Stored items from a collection
++++++
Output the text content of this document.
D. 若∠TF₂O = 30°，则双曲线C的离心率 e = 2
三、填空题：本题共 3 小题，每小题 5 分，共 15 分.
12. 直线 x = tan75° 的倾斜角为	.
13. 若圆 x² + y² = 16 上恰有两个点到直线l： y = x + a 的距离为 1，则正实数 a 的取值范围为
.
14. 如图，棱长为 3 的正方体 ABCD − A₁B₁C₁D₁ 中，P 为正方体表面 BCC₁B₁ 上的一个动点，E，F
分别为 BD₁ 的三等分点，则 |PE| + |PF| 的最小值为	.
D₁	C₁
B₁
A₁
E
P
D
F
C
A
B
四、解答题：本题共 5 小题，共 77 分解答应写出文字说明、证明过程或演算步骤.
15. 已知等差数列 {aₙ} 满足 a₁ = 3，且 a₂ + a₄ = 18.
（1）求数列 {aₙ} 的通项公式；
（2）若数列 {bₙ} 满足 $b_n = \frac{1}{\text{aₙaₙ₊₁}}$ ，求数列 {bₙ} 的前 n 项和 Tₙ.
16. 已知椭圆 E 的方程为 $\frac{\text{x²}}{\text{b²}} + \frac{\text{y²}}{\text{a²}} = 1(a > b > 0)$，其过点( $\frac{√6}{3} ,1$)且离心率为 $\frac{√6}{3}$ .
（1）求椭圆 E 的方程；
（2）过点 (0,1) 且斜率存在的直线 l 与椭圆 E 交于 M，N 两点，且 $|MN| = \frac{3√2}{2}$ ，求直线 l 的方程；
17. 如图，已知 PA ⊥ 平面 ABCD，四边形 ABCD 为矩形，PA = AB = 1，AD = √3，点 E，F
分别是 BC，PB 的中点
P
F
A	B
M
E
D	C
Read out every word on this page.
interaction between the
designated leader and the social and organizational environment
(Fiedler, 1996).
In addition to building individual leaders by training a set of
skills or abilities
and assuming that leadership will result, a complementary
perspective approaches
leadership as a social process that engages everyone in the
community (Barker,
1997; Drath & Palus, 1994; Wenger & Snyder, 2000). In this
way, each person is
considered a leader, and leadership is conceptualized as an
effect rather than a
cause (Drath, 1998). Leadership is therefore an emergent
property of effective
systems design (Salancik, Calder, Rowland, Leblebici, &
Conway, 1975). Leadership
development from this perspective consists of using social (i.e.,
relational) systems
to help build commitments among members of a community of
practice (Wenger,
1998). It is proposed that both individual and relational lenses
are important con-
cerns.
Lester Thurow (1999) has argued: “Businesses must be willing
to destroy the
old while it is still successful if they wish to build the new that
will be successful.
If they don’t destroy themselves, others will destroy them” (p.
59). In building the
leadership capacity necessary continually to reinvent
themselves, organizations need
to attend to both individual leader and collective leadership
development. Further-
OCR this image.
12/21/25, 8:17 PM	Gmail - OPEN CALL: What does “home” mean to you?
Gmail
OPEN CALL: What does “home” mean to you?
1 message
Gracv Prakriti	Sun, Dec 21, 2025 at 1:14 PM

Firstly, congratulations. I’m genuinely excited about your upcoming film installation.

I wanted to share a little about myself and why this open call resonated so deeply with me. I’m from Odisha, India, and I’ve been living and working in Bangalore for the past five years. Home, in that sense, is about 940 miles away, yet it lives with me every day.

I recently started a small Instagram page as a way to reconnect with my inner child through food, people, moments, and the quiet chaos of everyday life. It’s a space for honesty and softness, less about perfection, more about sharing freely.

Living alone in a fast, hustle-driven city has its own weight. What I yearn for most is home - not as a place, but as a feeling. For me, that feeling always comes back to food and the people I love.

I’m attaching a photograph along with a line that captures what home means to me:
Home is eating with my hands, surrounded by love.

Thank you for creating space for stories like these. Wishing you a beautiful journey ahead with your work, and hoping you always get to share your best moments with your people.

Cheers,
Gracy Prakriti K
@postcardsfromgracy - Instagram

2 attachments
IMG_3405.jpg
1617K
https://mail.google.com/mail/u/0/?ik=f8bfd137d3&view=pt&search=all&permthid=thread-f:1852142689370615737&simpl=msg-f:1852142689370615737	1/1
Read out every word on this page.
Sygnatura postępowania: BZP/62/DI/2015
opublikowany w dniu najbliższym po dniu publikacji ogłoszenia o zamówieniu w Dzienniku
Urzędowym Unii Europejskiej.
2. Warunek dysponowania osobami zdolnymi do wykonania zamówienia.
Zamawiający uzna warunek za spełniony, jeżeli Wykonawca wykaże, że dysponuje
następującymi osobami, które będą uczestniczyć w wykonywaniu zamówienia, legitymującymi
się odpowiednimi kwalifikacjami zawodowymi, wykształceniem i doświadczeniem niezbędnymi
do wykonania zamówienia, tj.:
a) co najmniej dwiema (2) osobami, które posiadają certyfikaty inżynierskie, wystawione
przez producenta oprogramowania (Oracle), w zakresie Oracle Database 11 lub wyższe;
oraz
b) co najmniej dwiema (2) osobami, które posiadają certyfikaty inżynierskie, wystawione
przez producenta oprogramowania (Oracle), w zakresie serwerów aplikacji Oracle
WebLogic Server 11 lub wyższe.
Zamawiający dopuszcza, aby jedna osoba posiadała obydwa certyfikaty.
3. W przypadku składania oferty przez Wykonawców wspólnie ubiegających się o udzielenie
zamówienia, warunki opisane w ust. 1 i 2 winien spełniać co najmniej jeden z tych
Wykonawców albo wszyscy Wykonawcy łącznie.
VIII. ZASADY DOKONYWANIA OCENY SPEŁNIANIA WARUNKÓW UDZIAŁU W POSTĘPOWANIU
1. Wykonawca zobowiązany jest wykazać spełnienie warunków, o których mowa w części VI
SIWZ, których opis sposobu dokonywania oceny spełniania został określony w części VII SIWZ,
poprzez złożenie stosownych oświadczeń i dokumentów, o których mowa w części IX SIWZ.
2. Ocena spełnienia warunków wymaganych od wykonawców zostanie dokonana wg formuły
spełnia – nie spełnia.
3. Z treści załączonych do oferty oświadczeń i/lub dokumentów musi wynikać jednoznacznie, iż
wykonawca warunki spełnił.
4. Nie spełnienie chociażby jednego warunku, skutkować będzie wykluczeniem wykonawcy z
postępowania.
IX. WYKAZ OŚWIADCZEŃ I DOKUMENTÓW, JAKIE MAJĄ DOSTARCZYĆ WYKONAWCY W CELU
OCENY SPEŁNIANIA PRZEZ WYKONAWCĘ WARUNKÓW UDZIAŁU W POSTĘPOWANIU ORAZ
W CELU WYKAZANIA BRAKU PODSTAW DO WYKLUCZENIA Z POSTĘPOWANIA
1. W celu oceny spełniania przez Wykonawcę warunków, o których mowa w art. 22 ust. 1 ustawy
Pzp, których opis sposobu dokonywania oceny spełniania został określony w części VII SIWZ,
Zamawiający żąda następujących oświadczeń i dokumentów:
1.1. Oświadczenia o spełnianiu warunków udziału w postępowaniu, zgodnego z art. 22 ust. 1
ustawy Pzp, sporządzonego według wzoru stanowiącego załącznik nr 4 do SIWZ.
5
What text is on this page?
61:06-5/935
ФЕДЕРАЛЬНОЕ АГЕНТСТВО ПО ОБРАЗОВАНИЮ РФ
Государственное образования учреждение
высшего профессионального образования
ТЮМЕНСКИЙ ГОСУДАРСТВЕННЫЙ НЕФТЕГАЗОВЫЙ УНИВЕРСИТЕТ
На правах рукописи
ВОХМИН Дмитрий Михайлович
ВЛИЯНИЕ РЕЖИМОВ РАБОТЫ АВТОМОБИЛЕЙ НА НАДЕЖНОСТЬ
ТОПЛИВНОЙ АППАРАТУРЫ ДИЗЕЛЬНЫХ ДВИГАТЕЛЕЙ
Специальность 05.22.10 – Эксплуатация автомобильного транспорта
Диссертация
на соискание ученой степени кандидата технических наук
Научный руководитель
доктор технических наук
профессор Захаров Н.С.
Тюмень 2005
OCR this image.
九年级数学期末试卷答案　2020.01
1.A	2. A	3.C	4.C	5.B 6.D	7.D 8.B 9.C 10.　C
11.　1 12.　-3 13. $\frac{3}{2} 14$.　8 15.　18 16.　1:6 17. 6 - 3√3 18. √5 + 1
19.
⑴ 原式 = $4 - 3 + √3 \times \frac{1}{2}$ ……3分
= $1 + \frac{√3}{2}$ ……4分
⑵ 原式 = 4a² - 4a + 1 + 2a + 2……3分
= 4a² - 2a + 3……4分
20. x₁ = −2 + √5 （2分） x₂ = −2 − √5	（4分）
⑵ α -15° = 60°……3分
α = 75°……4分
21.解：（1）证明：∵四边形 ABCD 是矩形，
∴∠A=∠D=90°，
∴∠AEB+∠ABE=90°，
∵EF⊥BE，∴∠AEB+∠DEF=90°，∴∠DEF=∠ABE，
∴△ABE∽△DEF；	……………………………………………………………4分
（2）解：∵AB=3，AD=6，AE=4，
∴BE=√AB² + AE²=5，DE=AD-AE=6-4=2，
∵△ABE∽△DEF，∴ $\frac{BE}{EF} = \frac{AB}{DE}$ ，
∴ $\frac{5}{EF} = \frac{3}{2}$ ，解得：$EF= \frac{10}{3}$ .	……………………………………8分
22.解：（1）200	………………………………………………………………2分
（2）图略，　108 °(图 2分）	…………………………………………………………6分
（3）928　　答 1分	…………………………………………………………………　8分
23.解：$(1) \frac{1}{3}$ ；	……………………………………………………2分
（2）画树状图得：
++++++
What to do:
Point out every line holding the string "Zamawiający" and copy it.

Full solution:
Zamawiający uzna warunek za spełniony, jeżeli Wykonawca wykaże, że dysponuje
Zamawiający dopuszcza, aby jedna osoba posiadała obydwa certyfikaty.
Zamawiający żąda następujących oświadczeń i dokumentów:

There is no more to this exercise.